### [EXERCISE REQUIREMENTS]
Any picture among the records should be left out, please; retype the rest exactly.

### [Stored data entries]
********

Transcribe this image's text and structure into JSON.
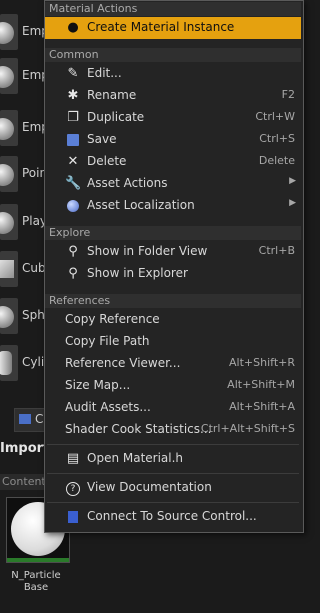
{
  "background": {
    "items": [
      {
        "label": "Emp",
        "shape": "sphere"
      },
      {
        "label": "Emp",
        "shape": "sphere"
      },
      {
        "label": "Emp",
        "shape": "sphere"
      },
      {
        "label": "Poin",
        "shape": "sphere"
      },
      {
        "label": "Play",
        "shape": "sphere"
      },
      {
        "label": "Cub",
        "shape": "cube"
      },
      {
        "label": "Sphe",
        "shape": "sphere"
      },
      {
        "label": "Cylin",
        "shape": "cylinder"
      }
    ],
    "tab_label": "C",
    "import_label": "Import",
    "content_label": "Content",
    "asset_name_line1": "N_Particle",
    "asset_name_line2": "Base"
  },
  "menu": {
    "section_material": "Material Actions",
    "create_material_instance": "Create Material Instance",
    "section_common": "Common",
    "edit": "Edit...",
    "rename": "Rename",
    "rename_shortcut": "F2",
    "duplicate": "Duplicate",
    "duplicate_shortcut": "Ctrl+W",
    "save": "Save",
    "save_shortcut": "Ctrl+S",
    "delete": "Delete",
    "delete_shortcut": "Delete",
    "asset_actions": "Asset Actions",
    "asset_localization": "Asset Localization",
    "section_explore": "Explore",
    "show_in_folder_view": "Show in Folder View",
    "show_in_folder_view_shortcut": "Ctrl+B",
    "show_in_explorer": "Show in Explorer",
    "section_references": "References",
    "copy_reference": "Copy Reference",
    "copy_file_path": "Copy File Path",
    "reference_viewer": "Reference Viewer...",
    "reference_viewer_shortcut": "Alt+Shift+R",
    "size_map": "Size Map...",
    "size_map_shortcut": "Alt+Shift+M",
    "audit_assets": "Audit Assets...",
    "audit_assets_shortcut": "Alt+Shift+A",
    "shader_cook_statistics": "Shader Cook Statistics...",
    "shader_cook_statistics_shortcut": "Ctrl+Alt+Shift+S",
    "open_material_h": "Open Material.h",
    "view_documentation": "View Documentation",
    "connect_to_source_control": "Connect To Source Control..."
  },
  "colors": {
    "highlight": "#e5a10f",
    "menu_bg": "#242424",
    "accent_blue": "#4a6fc7"
  }
}
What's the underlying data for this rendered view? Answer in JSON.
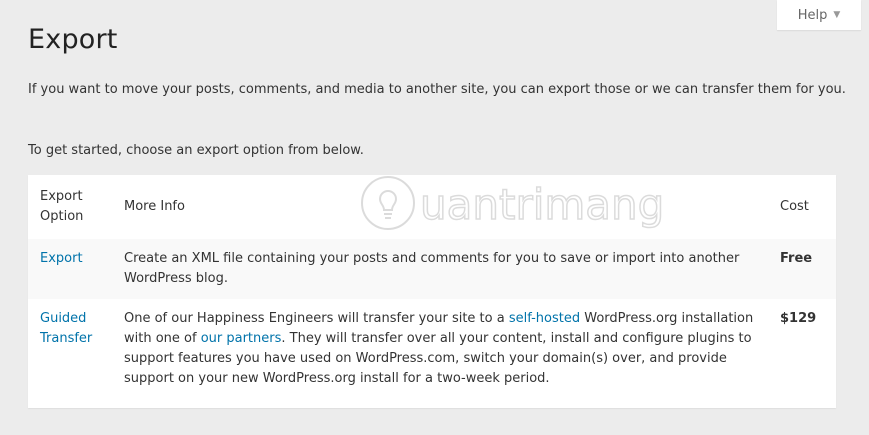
{
  "help": {
    "label": "Help",
    "caret": "▼"
  },
  "page": {
    "title": "Export",
    "intro": "If you want to move your posts, comments, and media to another site, you can export those or we can transfer them for you.",
    "intro2": "To get started, choose an export option from below."
  },
  "table": {
    "headers": {
      "option": "Export Option",
      "info": "More Info",
      "cost": "Cost"
    },
    "rows": [
      {
        "option": "Export",
        "info": "Create an XML file containing your posts and comments for you to save or import into another WordPress blog.",
        "cost": "Free"
      },
      {
        "option": "Guided Transfer",
        "info_parts": {
          "p1": "One of our Happiness Engineers will transfer your site to a ",
          "link1": "self-hosted",
          "p2": " WordPress.org installation with one of ",
          "link2": "our partners",
          "p3": ". They will transfer over all your content, install and configure plugins to support features you have used on WordPress.com, switch your domain(s) over, and provide support on your new WordPress.org install for a two-week period."
        },
        "cost": "$129"
      }
    ]
  },
  "colors": {
    "link": "#0073aa",
    "background": "#ececec",
    "panel": "#ffffff"
  },
  "watermark": {
    "text": "uantrimang",
    "icon": "lightbulb-icon"
  }
}
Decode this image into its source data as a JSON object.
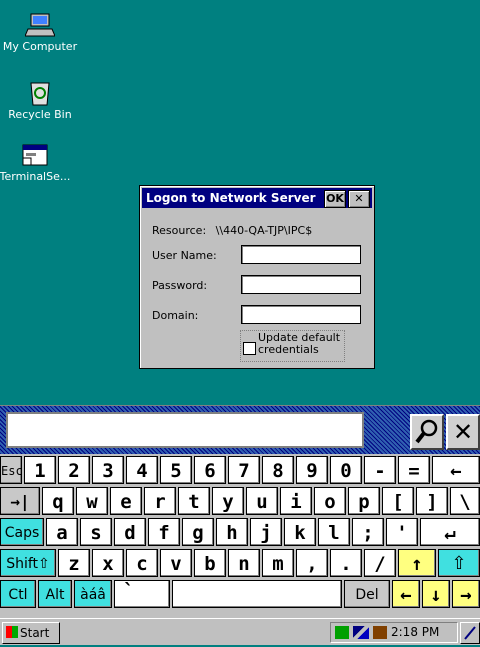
{
  "desktop": {
    "icons": [
      {
        "label": "My Computer",
        "icon": "computer-icon"
      },
      {
        "label": "Recycle Bin",
        "icon": "recycle-bin-icon"
      },
      {
        "label": "TerminalSe...",
        "icon": "terminal-services-icon"
      }
    ]
  },
  "dialog": {
    "title": "Logon to Network Server",
    "ok_label": "OK",
    "close_label": "✕",
    "resource_label": "Resource:",
    "resource_value": "\\\\440-QA-TJP\\IPC$",
    "user_name_label": "User Name:",
    "password_label": "Password:",
    "domain_label": "Domain:",
    "update_label": "Update default credentials",
    "user_name_value": "",
    "password_value": "",
    "domain_value": ""
  },
  "keyboard": {
    "close_label": "✕",
    "row1": [
      "Esc",
      "1",
      "2",
      "3",
      "4",
      "5",
      "6",
      "7",
      "8",
      "9",
      "0",
      "-",
      "=",
      "←"
    ],
    "row2": [
      "→|",
      "q",
      "w",
      "e",
      "r",
      "t",
      "y",
      "u",
      "i",
      "o",
      "p",
      "[",
      "]",
      "\\"
    ],
    "row3": [
      "Caps",
      "a",
      "s",
      "d",
      "f",
      "g",
      "h",
      "j",
      "k",
      "l",
      ";",
      "'",
      "↵"
    ],
    "row4": [
      "Shift⇧",
      "z",
      "x",
      "c",
      "v",
      "b",
      "n",
      "m",
      ",",
      ".",
      "/",
      "↑",
      "⇧"
    ],
    "row5": [
      "Ctl",
      "Alt",
      "àáâ",
      "`",
      " ",
      "Del",
      "←",
      "↓",
      "→"
    ]
  },
  "taskbar": {
    "start_label": "Start",
    "clock": "2:18 PM"
  },
  "colors": {
    "desktop": "#008080",
    "title_bar": "#000080",
    "key_cyan": "#40e0e0",
    "key_yellow": "#ffff80"
  }
}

********

### [CORRECT RESULT]
Transcribe this image's text and structure into JSON.
{
  "background": {
    "items": [
      {
        "label": "Emp",
        "shape": "sphere"
      },
      {
        "label": "Emp",
        "shape": "sphere"
      },
      {
        "label": "Emp",
        "shape": "sphere"
      },
      {
        "label": "Poin",
        "shape": "sphere"
      },
      {
        "label": "Play",
        "shape": "sphere"
      },
      {
        "label": "Cub",
        "shape": "cube"
      },
      {
        "label": "Sphe",
        "shape": "sphere"
      },
      {
        "label": "Cylin",
        "shape": "cylinder"
      }
    ],
    "tab_label": "C",
    "import_label": "Import",
    "content_label": "Content",
    "asset_name_line1": "N_Particle",
    "asset_name_line2": "Base"
  },
  "menu": {
    "section_material": "Material Actions",
    "create_material_instance": "Create Material Instance",
    "section_common": "Common",
    "edit": "Edit...",
    "rename": "Rename",
    "rename_shortcut": "F2",
    "duplicate": "Duplicate",
    "duplicate_shortcut": "Ctrl+W",
    "save": "Save",
    "save_shortcut": "Ctrl+S",
    "delete": "Delete",
    "delete_shortcut": "Delete",
    "asset_actions": "Asset Actions",
    "asset_localization": "Asset Localization",
    "section_explore": "Explore",
    "show_in_folder_view": "Show in Folder View",
    "show_in_folder_view_shortcut": "Ctrl+B",
    "show_in_explorer": "Show in Explorer",
    "section_references": "References",
    "copy_reference": "Copy Reference",
    "copy_file_path": "Copy File Path",
    "reference_viewer": "Reference Viewer...",
    "reference_viewer_shortcut": "Alt+Shift+R",
    "size_map": "Size Map...",
    "size_map_shortcut": "Alt+Shift+M",
    "audit_assets": "Audit Assets...",
    "audit_assets_shortcut": "Alt+Shift+A",
    "shader_cook_statistics": "Shader Cook Statistics...",
    "shader_cook_statistics_shortcut": "Ctrl+Alt+Shift+S",
    "open_material_h": "Open Material.h",
    "view_documentation": "View Documentation",
    "connect_to_source_control": "Connect To Source Control..."
  },
  "colors": {
    "highlight": "#e5a10f",
    "menu_bg": "#242424",
    "accent_blue": "#4a6fc7"
  }
}
What's the underlying data for this rendered view? Answer in JSON.
{
  "help": {
    "label": "Help",
    "caret": "▼"
  },
  "page": {
    "title": "Export",
    "intro": "If you want to move your posts, comments, and media to another site, you can export those or we can transfer them for you.",
    "intro2": "To get started, choose an export option from below."
  },
  "table": {
    "headers": {
      "option": "Export Option",
      "info": "More Info",
      "cost": "Cost"
    },
    "rows": [
      {
        "option": "Export",
        "info": "Create an XML file containing your posts and comments for you to save or import into another WordPress blog.",
        "cost": "Free"
      },
      {
        "option": "Guided Transfer",
        "info_parts": {
          "p1": "One of our Happiness Engineers will transfer your site to a ",
          "link1": "self-hosted",
          "p2": " WordPress.org installation with one of ",
          "link2": "our partners",
          "p3": ". They will transfer over all your content, install and configure plugins to support features you have used on WordPress.com, switch your domain(s) over, and provide support on your new WordPress.org install for a two-week period."
        },
        "cost": "$129"
      }
    ]
  },
  "colors": {
    "link": "#0073aa",
    "background": "#ececec",
    "panel": "#ffffff"
  },
  "watermark": {
    "text": "uantrimang",
    "icon": "lightbulb-icon"
  }
}
Decode this image into its source data as a JSON object.
{
  "desktop": {
    "icons": [
      {
        "label": "My Computer",
        "icon": "computer-icon"
      },
      {
        "label": "Recycle Bin",
        "icon": "recycle-bin-icon"
      },
      {
        "label": "TerminalSe...",
        "icon": "terminal-services-icon"
      }
    ]
  },
  "dialog": {
    "title": "Logon to Network Server",
    "ok_label": "OK",
    "close_label": "✕",
    "resource_label": "Resource:",
    "resource_value": "\\\\440-QA-TJP\\IPC$",
    "user_name_label": "User Name:",
    "password_label": "Password:",
    "domain_label": "Domain:",
    "update_label": "Update default credentials",
    "user_name_value": "",
    "password_value": "",
    "domain_value": ""
  },
  "keyboard": {
    "close_label": "✕",
    "row1": [
      "Esc",
      "1",
      "2",
      "3",
      "4",
      "5",
      "6",
      "7",
      "8",
      "9",
      "0",
      "-",
      "=",
      "←"
    ],
    "row2": [
      "→|",
      "q",
      "w",
      "e",
      "r",
      "t",
      "y",
      "u",
      "i",
      "o",
      "p",
      "[",
      "]",
      "\\"
    ],
    "row3": [
      "Caps",
      "a",
      "s",
      "d",
      "f",
      "g",
      "h",
      "j",
      "k",
      "l",
      ";",
      "'",
      "↵"
    ],
    "row4": [
      "Shift⇧",
      "z",
      "x",
      "c",
      "v",
      "b",
      "n",
      "m",
      ",",
      ".",
      "/",
      "↑",
      "⇧"
    ],
    "row5": [
      "Ctl",
      "Alt",
      "àáâ",
      "`",
      " ",
      "Del",
      "←",
      "↓",
      "→"
    ]
  },
  "taskbar": {
    "start_label": "Start",
    "clock": "2:18 PM"
  },
  "colors": {
    "desktop": "#008080",
    "title_bar": "#000080",
    "key_cyan": "#40e0e0",
    "key_yellow": "#ffff80"
  }
}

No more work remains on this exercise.